== EXERCISE GOAL ==
Produce the listing below again, exactly as shown.

○ ○ ○ ○ ○

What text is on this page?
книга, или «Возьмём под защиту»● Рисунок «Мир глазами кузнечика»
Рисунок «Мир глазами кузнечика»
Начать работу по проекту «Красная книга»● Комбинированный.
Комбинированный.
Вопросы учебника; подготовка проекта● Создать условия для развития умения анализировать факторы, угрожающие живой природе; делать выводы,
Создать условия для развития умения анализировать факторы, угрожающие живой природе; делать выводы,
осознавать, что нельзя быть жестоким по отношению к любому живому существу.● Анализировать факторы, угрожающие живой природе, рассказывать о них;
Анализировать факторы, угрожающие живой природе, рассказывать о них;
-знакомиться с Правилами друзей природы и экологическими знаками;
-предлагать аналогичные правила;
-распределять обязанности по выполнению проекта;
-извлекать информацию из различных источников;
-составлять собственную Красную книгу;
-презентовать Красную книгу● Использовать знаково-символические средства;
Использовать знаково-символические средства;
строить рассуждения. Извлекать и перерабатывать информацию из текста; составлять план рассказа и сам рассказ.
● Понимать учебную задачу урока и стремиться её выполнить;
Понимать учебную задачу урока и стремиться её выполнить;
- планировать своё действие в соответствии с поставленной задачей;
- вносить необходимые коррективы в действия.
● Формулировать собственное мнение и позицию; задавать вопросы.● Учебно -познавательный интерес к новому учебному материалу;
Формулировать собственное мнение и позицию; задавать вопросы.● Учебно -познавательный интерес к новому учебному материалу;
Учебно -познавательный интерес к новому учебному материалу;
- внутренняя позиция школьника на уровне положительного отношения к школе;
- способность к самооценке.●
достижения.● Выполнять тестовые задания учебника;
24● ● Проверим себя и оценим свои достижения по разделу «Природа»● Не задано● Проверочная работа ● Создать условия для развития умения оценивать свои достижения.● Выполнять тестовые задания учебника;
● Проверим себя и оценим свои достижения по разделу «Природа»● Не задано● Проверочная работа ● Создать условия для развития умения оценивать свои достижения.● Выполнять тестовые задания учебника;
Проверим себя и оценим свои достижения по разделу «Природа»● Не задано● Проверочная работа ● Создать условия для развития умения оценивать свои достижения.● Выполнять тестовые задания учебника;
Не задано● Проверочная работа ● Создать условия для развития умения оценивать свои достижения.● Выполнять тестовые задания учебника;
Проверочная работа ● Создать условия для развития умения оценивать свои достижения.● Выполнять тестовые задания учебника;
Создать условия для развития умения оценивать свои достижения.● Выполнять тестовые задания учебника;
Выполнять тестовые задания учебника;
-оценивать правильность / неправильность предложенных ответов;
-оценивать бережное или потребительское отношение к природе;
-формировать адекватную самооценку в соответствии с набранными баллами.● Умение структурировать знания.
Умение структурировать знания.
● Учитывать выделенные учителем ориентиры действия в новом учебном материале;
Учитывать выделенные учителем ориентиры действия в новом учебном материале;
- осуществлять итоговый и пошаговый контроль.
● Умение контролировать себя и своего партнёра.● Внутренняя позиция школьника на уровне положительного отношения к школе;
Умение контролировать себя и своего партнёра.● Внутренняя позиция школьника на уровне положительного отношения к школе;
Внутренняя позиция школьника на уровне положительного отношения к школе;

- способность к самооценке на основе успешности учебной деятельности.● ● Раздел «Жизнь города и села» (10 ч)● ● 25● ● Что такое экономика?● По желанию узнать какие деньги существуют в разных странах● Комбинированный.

○ ○ ○ ○ ○

== WRITTEN ANSWER ==
What text is on this page?
книга, или «Возьмём под защиту»● Рисунок «Мир глазами кузнечика»
Рисунок «Мир глазами кузнечика»
Начать работу по проекту «Красная книга»● Комбинированный.
Комбинированный.
Вопросы учебника; подготовка проекта● Создать условия для развития умения анализировать факторы, угрожающие живой природе; делать выводы,
Создать условия для развития умения анализировать факторы, угрожающие живой природе; делать выводы,
осознавать, что нельзя быть жестоким по отношению к любому живому существу.● Анализировать факторы, угрожающие живой природе, рассказывать о них;
Анализировать факторы, угрожающие живой природе, рассказывать о них;
-знакомиться с Правилами друзей природы и экологическими знаками;
-предлагать аналогичные правила;
-распределять обязанности по выполнению проекта;
-извлекать информацию из различных источников;
-составлять собственную Красную книгу;
-презентовать Красную книгу● Использовать знаково-символические средства;
Использовать знаково-символические средства;
строить рассуждения. Извлекать и перерабатывать информацию из текста; составлять план рассказа и сам рассказ.
● Понимать учебную задачу урока и стремиться её выполнить;
Понимать учебную задачу урока и стремиться её выполнить;
- планировать своё действие в соответствии с поставленной задачей;
- вносить необходимые коррективы в действия.
● Формулировать собственное мнение и позицию; задавать вопросы.● Учебно -познавательный интерес к новому учебному материалу;
Формулировать собственное мнение и позицию; задавать вопросы.● Учебно -познавательный интерес к новому учебному материалу;
Учебно -познавательный интерес к новому учебному материалу;
- внутренняя позиция школьника на уровне положительного отношения к школе;
- способность к самооценке.●
достижения.● Выполнять тестовые задания учебника;
24● ● Проверим себя и оценим свои достижения по разделу «Природа»● Не задано● Проверочная работа ● Создать условия для развития умения оценивать свои достижения.● Выполнять тестовые задания учебника;
● Проверим себя и оценим свои достижения по разделу «Природа»● Не задано● Проверочная работа ● Создать условия для развития умения оценивать свои достижения.● Выполнять тестовые задания учебника;
Проверим себя и оценим свои достижения по разделу «Природа»● Не задано● Проверочная работа ● Создать условия для развития умения оценивать свои достижения.● Выполнять тестовые задания учебника;
Не задано● Проверочная работа ● Создать условия для развития умения оценивать свои достижения.● Выполнять тестовые задания учебника;
Проверочная работа ● Создать условия для развития умения оценивать свои достижения.● Выполнять тестовые задания учебника;
Создать условия для развития умения оценивать свои достижения.● Выполнять тестовые задания учебника;
Выполнять тестовые задания учебника;
-оценивать правильность / неправильность предложенных ответов;
-оценивать бережное или потребительское отношение к природе;
-формировать адекватную самооценку в соответствии с набранными баллами.● Умение структурировать знания.
Умение структурировать знания.
● Учитывать выделенные учителем ориентиры действия в новом учебном материале;
Учитывать выделенные учителем ориентиры действия в новом учебном материале;
- осуществлять итоговый и пошаговый контроль.
● Умение контролировать себя и своего партнёра.● Внутренняя позиция школьника на уровне положительного отношения к школе;
Умение контролировать себя и своего партнёра.● Внутренняя позиция школьника на уровне положительного отношения к школе;
Внутренняя позиция школьника на уровне положительного отношения к школе;

- способность к самооценке на основе успешности учебной деятельности.● ● Раздел «Жизнь города и села» (10 ч)● ● 25● ● Что такое экономика?● По желанию узнать какие деньги существуют в разных странах● Комбинированный.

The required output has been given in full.